— Exercício escrito —
Reescreva como lista numerada as linhas de todos os itens a seguir, sem as linhas em branco. Deixe as imagens fora da resposta.

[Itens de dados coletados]
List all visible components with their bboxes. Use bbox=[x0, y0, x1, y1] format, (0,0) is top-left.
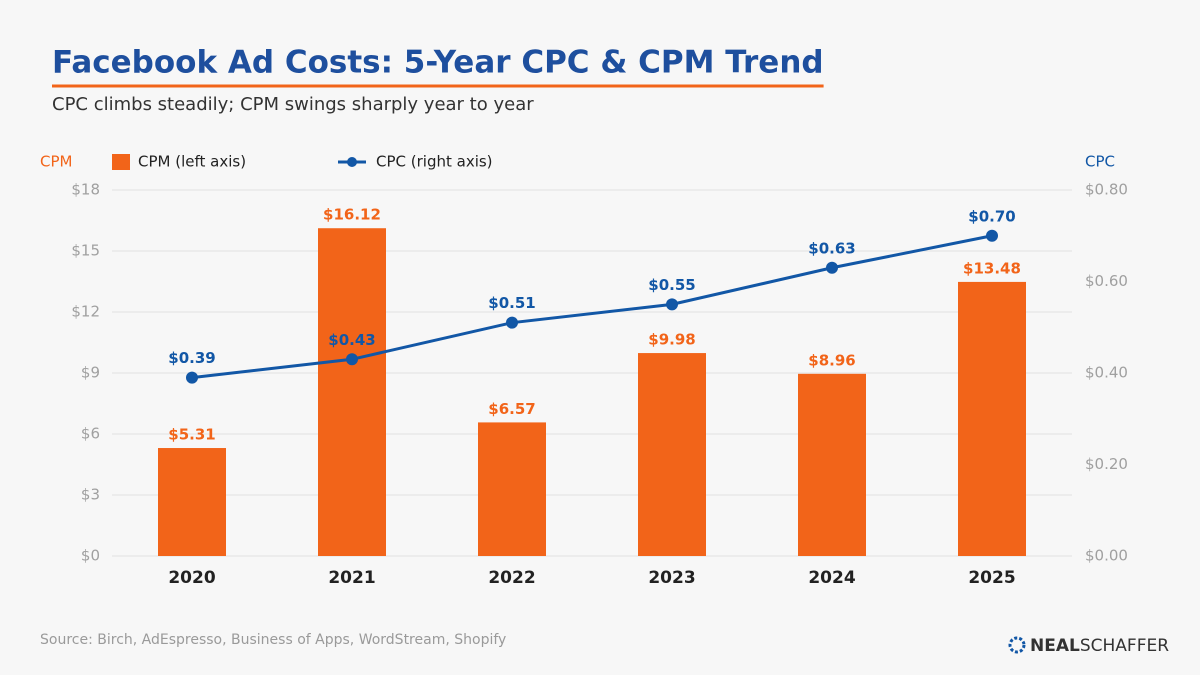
line-point bbox=[666, 298, 678, 311]
x-tick-label: 2020 bbox=[168, 568, 215, 588]
x-tick-label: 2025 bbox=[968, 568, 1015, 588]
legend-swatch-dot bbox=[347, 157, 357, 167]
data-label: $6.57 bbox=[488, 400, 535, 418]
data-label: $0.55 bbox=[648, 276, 695, 294]
bar bbox=[318, 228, 386, 556]
legend-swatch bbox=[112, 154, 130, 170]
line-point bbox=[826, 261, 838, 274]
data-label: $13.48 bbox=[963, 259, 1021, 277]
data-label: $0.63 bbox=[808, 239, 855, 257]
data-label: $0.51 bbox=[488, 294, 535, 312]
data-label: $5.31 bbox=[168, 426, 215, 444]
logo-icon bbox=[1008, 636, 1026, 654]
logo-light: SCHAFFER bbox=[1080, 636, 1169, 656]
line-point bbox=[186, 371, 198, 384]
y2-tick-label: $0.00 bbox=[1085, 547, 1128, 565]
data-label: $8.96 bbox=[808, 351, 855, 369]
y2-tick-label: $0.60 bbox=[1085, 272, 1128, 290]
y-tick-label: $9 bbox=[81, 364, 100, 382]
logo-text: NEALSCHAFFER bbox=[1030, 636, 1169, 656]
y2-tick-label: $0.40 bbox=[1085, 364, 1128, 382]
chart-title: Facebook Ad Costs: 5-Year CPC & CPM Tren… bbox=[52, 45, 824, 81]
y2-tick-label: $0.20 bbox=[1085, 455, 1128, 473]
bar bbox=[478, 422, 546, 556]
bar bbox=[798, 373, 866, 556]
chart-subtitle: CPC climbs steadily; CPM swings sharply … bbox=[52, 94, 534, 115]
y-tick-label: $3 bbox=[81, 486, 100, 504]
x-tick-label: 2023 bbox=[648, 568, 695, 588]
x-tick-label: 2024 bbox=[808, 568, 855, 588]
y-tick-label: $0 bbox=[81, 547, 100, 565]
line bbox=[191, 234, 993, 380]
y-tick-label: $18 bbox=[71, 181, 100, 199]
bar bbox=[638, 353, 706, 556]
y-axis-title: CPM bbox=[40, 153, 72, 171]
line-point bbox=[506, 316, 518, 329]
x-tick-label: 2021 bbox=[328, 568, 375, 588]
legend-label: CPC (right axis) bbox=[376, 153, 493, 171]
y2-tick-label: $0.80 bbox=[1085, 181, 1128, 199]
data-label: $16.12 bbox=[323, 206, 381, 224]
line-point bbox=[346, 353, 358, 366]
legend-label: CPM (left axis) bbox=[138, 153, 246, 171]
y-tick-label: $6 bbox=[81, 425, 100, 443]
data-label: $9.98 bbox=[648, 331, 695, 349]
bar bbox=[958, 281, 1026, 556]
data-label: $0.43 bbox=[328, 331, 375, 349]
y2-axis-title: CPC bbox=[1085, 153, 1115, 171]
y-tick-label: $12 bbox=[71, 303, 100, 321]
brand-logo: NEALSCHAFFER bbox=[1008, 636, 1169, 656]
x-tick-label: 2022 bbox=[488, 568, 535, 588]
source-note: Source: Birch, AdEspresso, Business of A… bbox=[40, 632, 506, 648]
y-tick-label: $15 bbox=[71, 242, 100, 260]
logo-bold: NEAL bbox=[1030, 636, 1080, 656]
bar bbox=[158, 448, 226, 556]
data-label: $0.70 bbox=[968, 207, 1015, 225]
line-point bbox=[986, 229, 998, 242]
data-label: $0.39 bbox=[168, 349, 215, 367]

— Resposta do exercício —
1. List all visible components with their bboxes. Use bbox=[x0, y0, x1, y1] format, (0,0) is top-left.
2. line-point bbox=[666, 298, 678, 311]
3. x-tick-label: 2020 bbox=[168, 568, 215, 588]
4. x-tick-label: 2025 bbox=[968, 568, 1015, 588]
5. legend-swatch-dot bbox=[347, 157, 357, 167]
6. data-label: $6.57 bbox=[488, 400, 535, 418]
7. data-label: $0.55 bbox=[648, 276, 695, 294]
8. bar bbox=[318, 228, 386, 556]
9. legend-swatch bbox=[112, 154, 130, 170]
10. line-point bbox=[826, 261, 838, 274]
11. data-label: $13.48 bbox=[963, 259, 1021, 277]
12. data-label: $0.63 bbox=[808, 239, 855, 257]
13. data-label: $0.51 bbox=[488, 294, 535, 312]
14. data-label: $5.31 bbox=[168, 426, 215, 444]
15. logo-icon bbox=[1008, 636, 1026, 654]
16. logo-light: SCHAFFER bbox=[1080, 636, 1169, 656]
17. line-point bbox=[186, 371, 198, 384]
18. y2-tick-label: $0.00 bbox=[1085, 547, 1128, 565]
19. data-label: $8.96 bbox=[808, 351, 855, 369]
20. y2-tick-label: $0.60 bbox=[1085, 272, 1128, 290]
21. y-tick-label: $9 bbox=[81, 364, 100, 382]
22. logo-text: NEALSCHAFFER bbox=[1030, 636, 1169, 656]
23. y2-tick-label: $0.40 bbox=[1085, 364, 1128, 382]
24. chart-title: Facebook Ad Costs: 5-Year CPC & CPM Tren… bbox=[52, 45, 824, 81]
25. y2-tick-label: $0.20 bbox=[1085, 455, 1128, 473]
26. bar bbox=[478, 422, 546, 556]
27. bar bbox=[798, 373, 866, 556]
28. chart-subtitle: CPC climbs steadily; CPM swings sharply … bbox=[52, 94, 534, 115]
29. y-tick-label: $3 bbox=[81, 486, 100, 504]
30. x-tick-label: 2023 bbox=[648, 568, 695, 588]
31. x-tick-label: 2024 bbox=[808, 568, 855, 588]
32. y-tick-label: $0 bbox=[81, 547, 100, 565]
33. line bbox=[191, 234, 993, 380]
34. y-tick-label: $18 bbox=[71, 181, 100, 199]
35. bar bbox=[638, 353, 706, 556]
36. y-axis-title: CPM bbox=[40, 153, 72, 171]
37. line-point bbox=[506, 316, 518, 329]
38. x-tick-label: 2021 bbox=[328, 568, 375, 588]
39. legend-label: CPC (right axis) bbox=[376, 153, 493, 171]
40. y2-tick-label: $0.80 bbox=[1085, 181, 1128, 199]
41. data-label: $16.12 bbox=[323, 206, 381, 224]
42. line-point bbox=[346, 353, 358, 366]
43. legend-label: CPM (left axis) bbox=[138, 153, 246, 171]
44. y-tick-label: $6 bbox=[81, 425, 100, 443]
45. data-label: $9.98 bbox=[648, 331, 695, 349]
46. bar bbox=[958, 281, 1026, 556]
47. data-label: $0.43 bbox=[328, 331, 375, 349]
48. y2-axis-title: CPC bbox=[1085, 153, 1115, 171]
49. y-tick-label: $12 bbox=[71, 303, 100, 321]
50. brand-logo: NEALSCHAFFER bbox=[1008, 636, 1169, 656]
51. x-tick-label: 2022 bbox=[488, 568, 535, 588]
52. source-note: Source: Birch, AdEspresso, Business of A… bbox=[40, 632, 506, 648]
53. y-tick-label: $15 bbox=[71, 242, 100, 260]
54. logo-bold: NEAL bbox=[1030, 636, 1080, 656]
55. bar bbox=[158, 448, 226, 556]
56. data-label: $0.70 bbox=[968, 207, 1015, 225]
57. line-point bbox=[986, 229, 998, 242]
58. data-label: $0.39 bbox=[168, 349, 215, 367]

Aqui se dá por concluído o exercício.